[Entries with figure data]
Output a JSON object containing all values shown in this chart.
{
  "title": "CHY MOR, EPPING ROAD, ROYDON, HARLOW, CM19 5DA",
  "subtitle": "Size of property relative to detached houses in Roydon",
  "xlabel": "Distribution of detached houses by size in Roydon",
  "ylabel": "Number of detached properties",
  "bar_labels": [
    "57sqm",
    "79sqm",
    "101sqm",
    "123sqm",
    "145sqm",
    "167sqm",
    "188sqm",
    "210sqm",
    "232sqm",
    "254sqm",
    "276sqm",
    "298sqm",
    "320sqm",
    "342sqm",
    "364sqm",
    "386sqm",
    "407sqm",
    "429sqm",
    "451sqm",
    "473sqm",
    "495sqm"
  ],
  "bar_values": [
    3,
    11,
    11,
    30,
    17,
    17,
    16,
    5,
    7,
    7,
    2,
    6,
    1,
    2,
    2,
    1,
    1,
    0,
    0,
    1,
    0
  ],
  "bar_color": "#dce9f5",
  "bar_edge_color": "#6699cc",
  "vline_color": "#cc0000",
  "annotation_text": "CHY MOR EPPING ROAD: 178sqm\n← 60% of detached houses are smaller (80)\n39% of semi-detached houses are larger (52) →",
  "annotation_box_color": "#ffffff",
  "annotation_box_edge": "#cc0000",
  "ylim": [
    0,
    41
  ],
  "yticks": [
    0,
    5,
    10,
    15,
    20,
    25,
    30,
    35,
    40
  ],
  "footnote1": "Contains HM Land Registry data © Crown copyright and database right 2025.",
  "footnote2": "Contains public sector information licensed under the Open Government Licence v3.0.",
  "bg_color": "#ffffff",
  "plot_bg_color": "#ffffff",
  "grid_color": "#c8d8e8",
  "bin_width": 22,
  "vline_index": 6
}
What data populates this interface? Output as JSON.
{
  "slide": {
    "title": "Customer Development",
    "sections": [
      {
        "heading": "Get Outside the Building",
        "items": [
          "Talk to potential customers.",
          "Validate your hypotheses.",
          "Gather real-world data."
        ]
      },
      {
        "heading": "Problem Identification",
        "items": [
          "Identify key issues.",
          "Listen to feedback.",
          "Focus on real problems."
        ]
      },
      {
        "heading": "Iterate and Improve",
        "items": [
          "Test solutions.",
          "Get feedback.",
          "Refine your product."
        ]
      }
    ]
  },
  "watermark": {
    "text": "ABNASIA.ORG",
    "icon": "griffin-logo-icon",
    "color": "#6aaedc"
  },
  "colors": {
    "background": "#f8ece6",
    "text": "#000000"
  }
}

● Instruction:
Your task is to pick out every line with the string "heading" and copy it.

● Response:
        "heading": "Get Outside the Building",
        "heading": "Problem Identification",
        "heading": "Iterate and Improve",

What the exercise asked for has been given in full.